■ Data provided ■
....

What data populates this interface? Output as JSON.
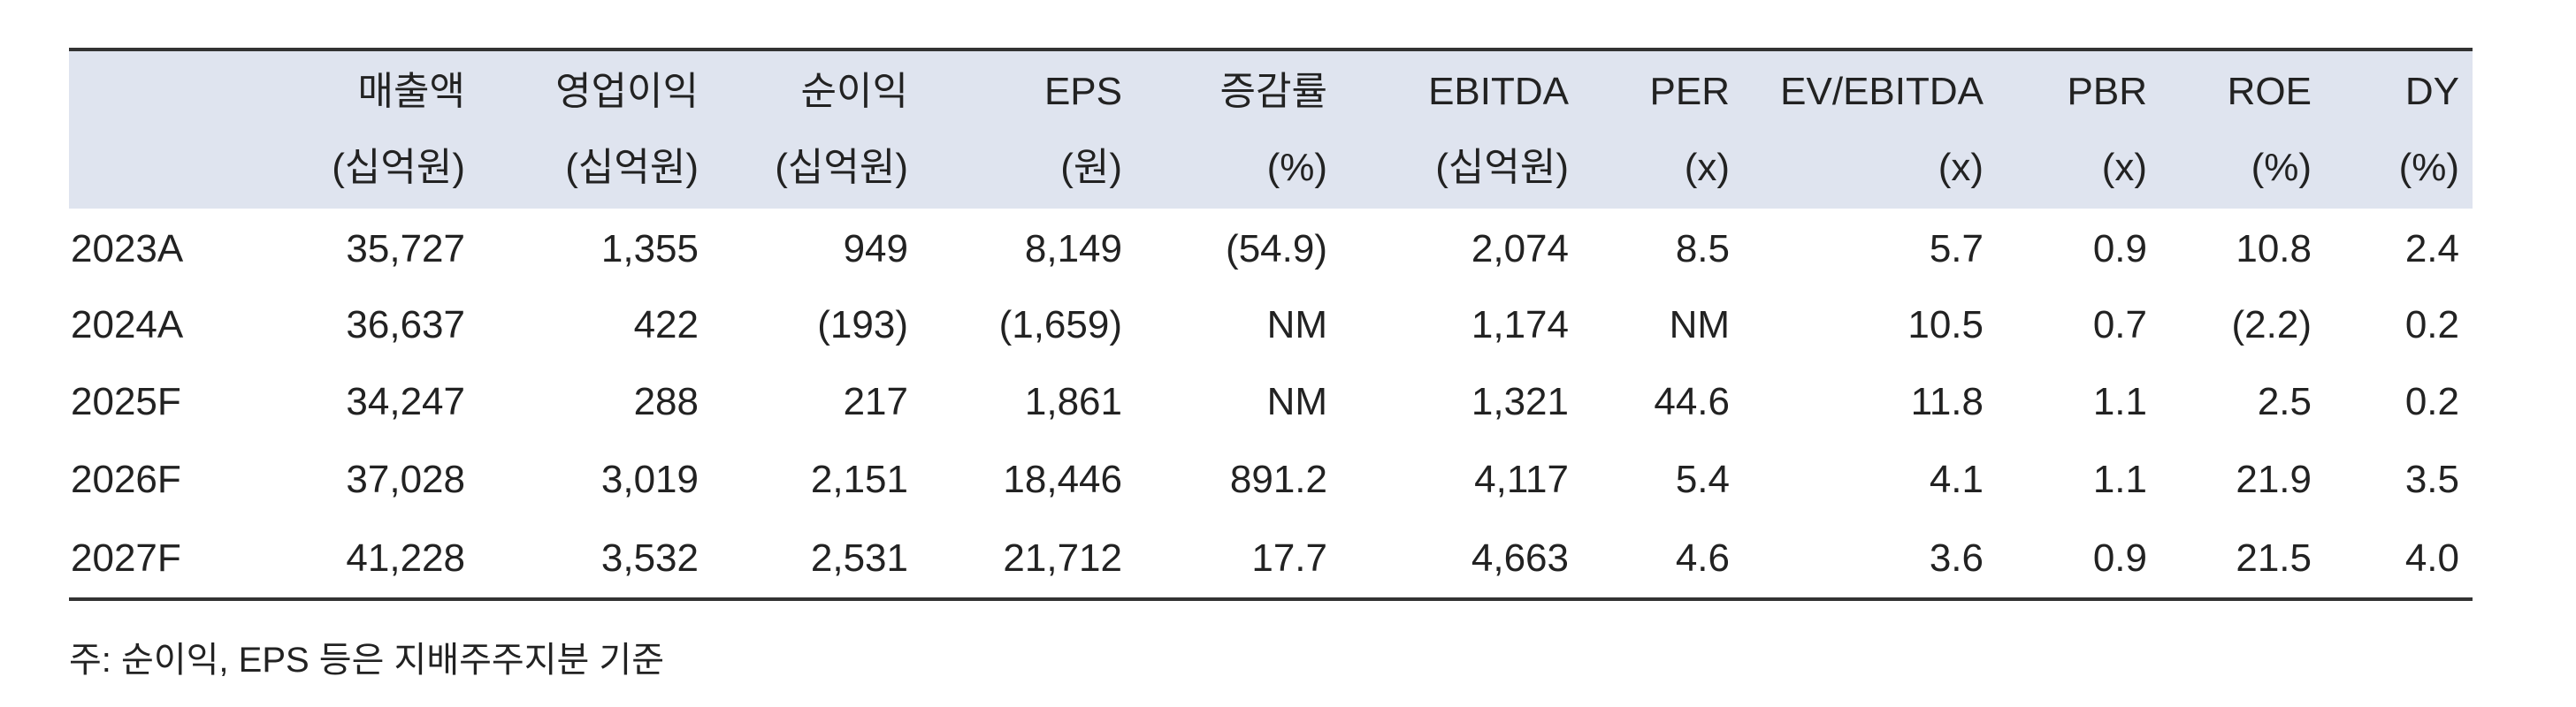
{
  "table": {
    "columns": [
      {
        "name": "매출액",
        "unit": "(십억원)"
      },
      {
        "name": "영업이익",
        "unit": "(십억원)"
      },
      {
        "name": "순이익",
        "unit": "(십억원)"
      },
      {
        "name": "EPS",
        "unit": "(원)"
      },
      {
        "name": "증감률",
        "unit": "(%)"
      },
      {
        "name": "EBITDA",
        "unit": "(십억원)"
      },
      {
        "name": "PER",
        "unit": "(x)"
      },
      {
        "name": "EV/EBITDA",
        "unit": "(x)"
      },
      {
        "name": "PBR",
        "unit": "(x)"
      },
      {
        "name": "ROE",
        "unit": "(%)"
      },
      {
        "name": "DY",
        "unit": "(%)"
      }
    ],
    "rows": [
      [
        "2023A",
        "35,727",
        "1,355",
        "949",
        "8,149",
        "(54.9)",
        "2,074",
        "8.5",
        "5.7",
        "0.9",
        "10.8",
        "2.4"
      ],
      [
        "2024A",
        "36,637",
        "422",
        "(193)",
        "(1,659)",
        "NM",
        "1,174",
        "NM",
        "10.5",
        "0.7",
        "(2.2)",
        "0.2"
      ],
      [
        "2025F",
        "34,247",
        "288",
        "217",
        "1,861",
        "NM",
        "1,321",
        "44.6",
        "11.8",
        "1.1",
        "2.5",
        "0.2"
      ],
      [
        "2026F",
        "37,028",
        "3,019",
        "2,151",
        "18,446",
        "891.2",
        "4,117",
        "5.4",
        "4.1",
        "1.1",
        "21.9",
        "3.5"
      ],
      [
        "2027F",
        "41,228",
        "3,532",
        "2,531",
        "21,712",
        "17.7",
        "4,663",
        "4.6",
        "3.6",
        "0.9",
        "21.5",
        "4.0"
      ]
    ]
  },
  "footnote": "주: 순이익, EPS 등은 지배주주지분 기준"
}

....

■ Task goal ■
Pick out the lines above containing the word "name", then copy them.

■ Finished exercise ■
        "name": "매출액",
        "name": "영업이익",
        "name": "순이익",
        "name": "EPS",
        "name": "증감률",
        "name": "EBITDA",
        "name": "PER",
        "name": "EV/EBITDA",
        "name": "PBR",
        "name": "ROE",
        "name": "DY",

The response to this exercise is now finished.